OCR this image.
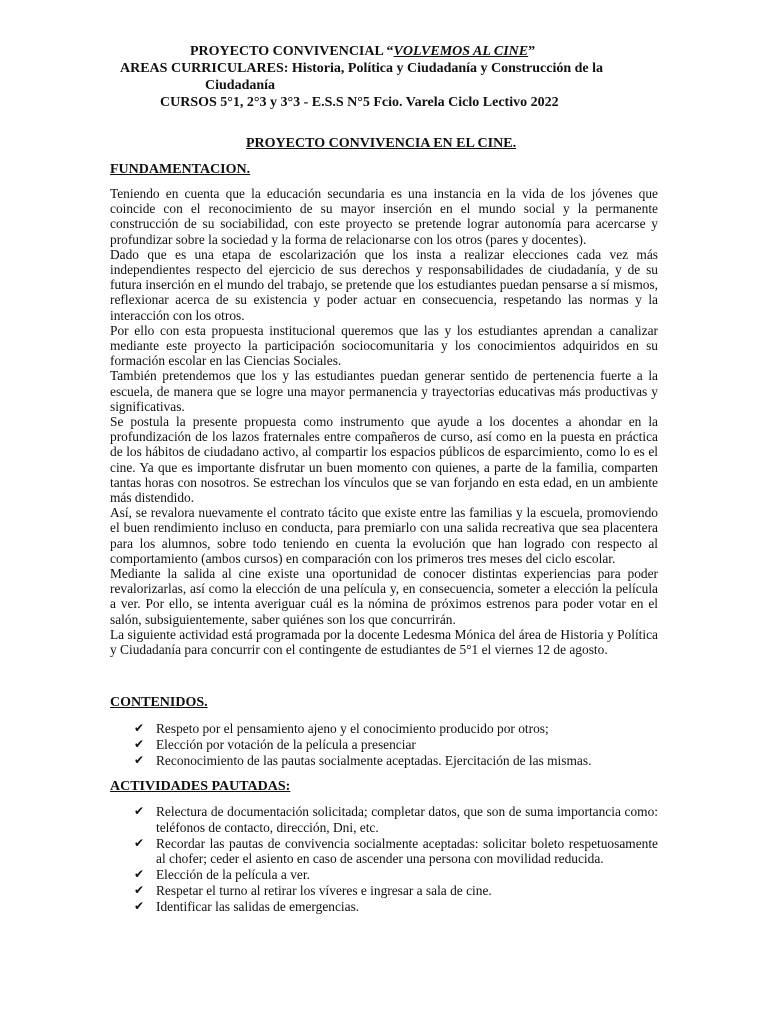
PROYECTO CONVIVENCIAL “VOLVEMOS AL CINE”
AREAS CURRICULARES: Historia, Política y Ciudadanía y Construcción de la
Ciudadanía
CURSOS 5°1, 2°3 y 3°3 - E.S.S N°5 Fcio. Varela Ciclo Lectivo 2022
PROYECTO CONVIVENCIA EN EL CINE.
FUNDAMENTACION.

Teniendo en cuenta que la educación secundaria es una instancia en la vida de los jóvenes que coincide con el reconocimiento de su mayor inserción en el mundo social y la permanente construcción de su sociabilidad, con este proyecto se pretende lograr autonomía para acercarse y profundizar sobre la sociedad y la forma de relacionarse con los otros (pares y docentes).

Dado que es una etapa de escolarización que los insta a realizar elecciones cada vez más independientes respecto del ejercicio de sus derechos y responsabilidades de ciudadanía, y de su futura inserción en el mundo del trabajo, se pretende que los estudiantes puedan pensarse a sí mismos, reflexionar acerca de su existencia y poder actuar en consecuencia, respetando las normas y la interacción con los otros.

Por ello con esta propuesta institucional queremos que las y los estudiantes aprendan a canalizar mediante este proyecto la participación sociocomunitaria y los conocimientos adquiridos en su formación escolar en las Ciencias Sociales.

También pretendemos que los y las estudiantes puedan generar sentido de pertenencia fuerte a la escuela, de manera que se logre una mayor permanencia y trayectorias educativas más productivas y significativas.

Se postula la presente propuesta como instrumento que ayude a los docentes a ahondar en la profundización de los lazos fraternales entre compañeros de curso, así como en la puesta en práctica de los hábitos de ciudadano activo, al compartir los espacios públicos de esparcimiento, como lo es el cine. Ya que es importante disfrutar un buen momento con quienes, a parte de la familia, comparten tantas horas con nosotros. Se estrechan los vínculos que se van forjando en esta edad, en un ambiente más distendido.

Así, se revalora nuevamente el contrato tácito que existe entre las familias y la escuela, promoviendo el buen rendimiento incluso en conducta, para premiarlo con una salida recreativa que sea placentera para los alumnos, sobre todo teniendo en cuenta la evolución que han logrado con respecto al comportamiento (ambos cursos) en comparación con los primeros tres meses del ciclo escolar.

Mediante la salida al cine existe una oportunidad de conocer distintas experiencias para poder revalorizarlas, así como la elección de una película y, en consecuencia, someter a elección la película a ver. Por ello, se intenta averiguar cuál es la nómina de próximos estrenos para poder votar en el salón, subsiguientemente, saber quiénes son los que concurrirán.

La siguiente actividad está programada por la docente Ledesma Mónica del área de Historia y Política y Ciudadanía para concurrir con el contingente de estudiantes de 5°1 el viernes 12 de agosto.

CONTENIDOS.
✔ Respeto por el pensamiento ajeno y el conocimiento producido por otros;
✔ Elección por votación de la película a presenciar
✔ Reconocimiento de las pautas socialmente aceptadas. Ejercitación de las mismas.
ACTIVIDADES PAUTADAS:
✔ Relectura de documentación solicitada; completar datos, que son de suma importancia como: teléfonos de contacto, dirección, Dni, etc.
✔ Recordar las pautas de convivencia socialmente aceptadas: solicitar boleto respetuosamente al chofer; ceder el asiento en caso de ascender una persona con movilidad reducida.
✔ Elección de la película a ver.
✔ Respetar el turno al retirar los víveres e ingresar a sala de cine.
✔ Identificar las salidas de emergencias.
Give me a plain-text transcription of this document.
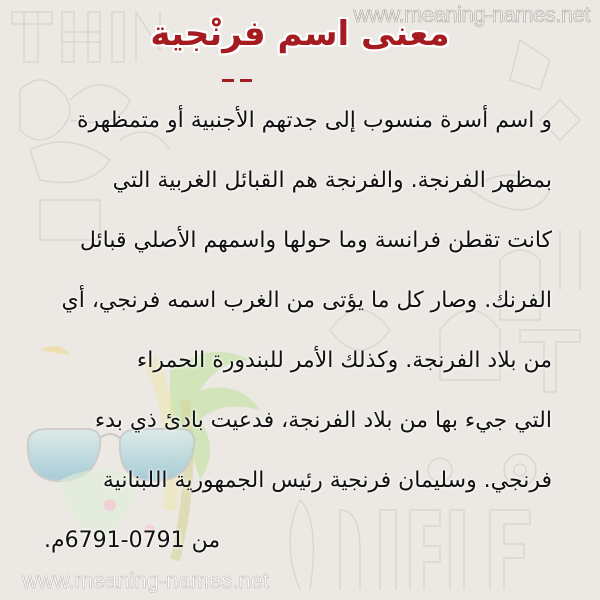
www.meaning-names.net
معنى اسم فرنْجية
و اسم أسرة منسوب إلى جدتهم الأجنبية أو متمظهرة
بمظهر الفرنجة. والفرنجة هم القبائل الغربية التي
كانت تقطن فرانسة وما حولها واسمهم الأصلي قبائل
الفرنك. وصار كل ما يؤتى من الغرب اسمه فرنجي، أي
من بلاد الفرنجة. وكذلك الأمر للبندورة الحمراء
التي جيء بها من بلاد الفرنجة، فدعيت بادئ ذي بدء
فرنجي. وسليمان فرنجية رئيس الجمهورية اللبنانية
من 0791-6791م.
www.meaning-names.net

Exercise directions: Set the entries down again exactly. Do not include the images.

Solution to this task:
OCR this image.
PROYECTO CONVIVENCIAL “VOLVEMOS AL CINE”
AREAS CURRICULARES: Historia, Política y Ciudadanía y Construcción de la
Ciudadanía
CURSOS 5°1, 2°3 y 3°3 - E.S.S N°5 Fcio. Varela Ciclo Lectivo 2022
PROYECTO CONVIVENCIA EN EL CINE.
FUNDAMENTACION.

Teniendo en cuenta que la educación secundaria es una instancia en la vida de los jóvenes que coincide con el reconocimiento de su mayor inserción en el mundo social y la permanente construcción de su sociabilidad, con este proyecto se pretende lograr autonomía para acercarse y profundizar sobre la sociedad y la forma de relacionarse con los otros (pares y docentes).

Dado que es una etapa de escolarización que los insta a realizar elecciones cada vez más independientes respecto del ejercicio de sus derechos y responsabilidades de ciudadanía, y de su futura inserción en el mundo del trabajo, se pretende que los estudiantes puedan pensarse a sí mismos, reflexionar acerca de su existencia y poder actuar en consecuencia, respetando las normas y la interacción con los otros.

Por ello con esta propuesta institucional queremos que las y los estudiantes aprendan a canalizar mediante este proyecto la participación sociocomunitaria y los conocimientos adquiridos en su formación escolar en las Ciencias Sociales.

También pretendemos que los y las estudiantes puedan generar sentido de pertenencia fuerte a la escuela, de manera que se logre una mayor permanencia y trayectorias educativas más productivas y significativas.

Se postula la presente propuesta como instrumento que ayude a los docentes a ahondar en la profundización de los lazos fraternales entre compañeros de curso, así como en la puesta en práctica de los hábitos de ciudadano activo, al compartir los espacios públicos de esparcimiento, como lo es el cine. Ya que es importante disfrutar un buen momento con quienes, a parte de la familia, comparten tantas horas con nosotros. Se estrechan los vínculos que se van forjando en esta edad, en un ambiente más distendido.

Así, se revalora nuevamente el contrato tácito que existe entre las familias y la escuela, promoviendo el buen rendimiento incluso en conducta, para premiarlo con una salida recreativa que sea placentera para los alumnos, sobre todo teniendo en cuenta la evolución que han logrado con respecto al comportamiento (ambos cursos) en comparación con los primeros tres meses del ciclo escolar.

Mediante la salida al cine existe una oportunidad de conocer distintas experiencias para poder revalorizarlas, así como la elección de una película y, en consecuencia, someter a elección la película a ver. Por ello, se intenta averiguar cuál es la nómina de próximos estrenos para poder votar en el salón, subsiguientemente, saber quiénes son los que concurrirán.

La siguiente actividad está programada por la docente Ledesma Mónica del área de Historia y Política y Ciudadanía para concurrir con el contingente de estudiantes de 5°1 el viernes 12 de agosto.

CONTENIDOS.
✔ Respeto por el pensamiento ajeno y el conocimiento producido por otros;
✔ Elección por votación de la película a presenciar
✔ Reconocimiento de las pautas socialmente aceptadas. Ejercitación de las mismas.
ACTIVIDADES PAUTADAS:
✔ Relectura de documentación solicitada; completar datos, que son de suma importancia como: teléfonos de contacto, dirección, Dni, etc.
✔ Recordar las pautas de convivencia socialmente aceptadas: solicitar boleto respetuosamente al chofer; ceder el asiento en caso de ascender una persona con movilidad reducida.
✔ Elección de la película a ver.
✔ Respetar el turno al retirar los víveres e ingresar a sala de cine.
✔ Identificar las salidas de emergencias.
Give me a plain-text transcription of this document.
www.meaning-names.net
معنى اسم فرنْجية
و اسم أسرة منسوب إلى جدتهم الأجنبية أو متمظهرة
بمظهر الفرنجة. والفرنجة هم القبائل الغربية التي
كانت تقطن فرانسة وما حولها واسمهم الأصلي قبائل
الفرنك. وصار كل ما يؤتى من الغرب اسمه فرنجي، أي
من بلاد الفرنجة. وكذلك الأمر للبندورة الحمراء
التي جيء بها من بلاد الفرنجة، فدعيت بادئ ذي بدء
فرنجي. وسليمان فرنجية رئيس الجمهورية اللبنانية
من 0791-6791م.
www.meaning-names.net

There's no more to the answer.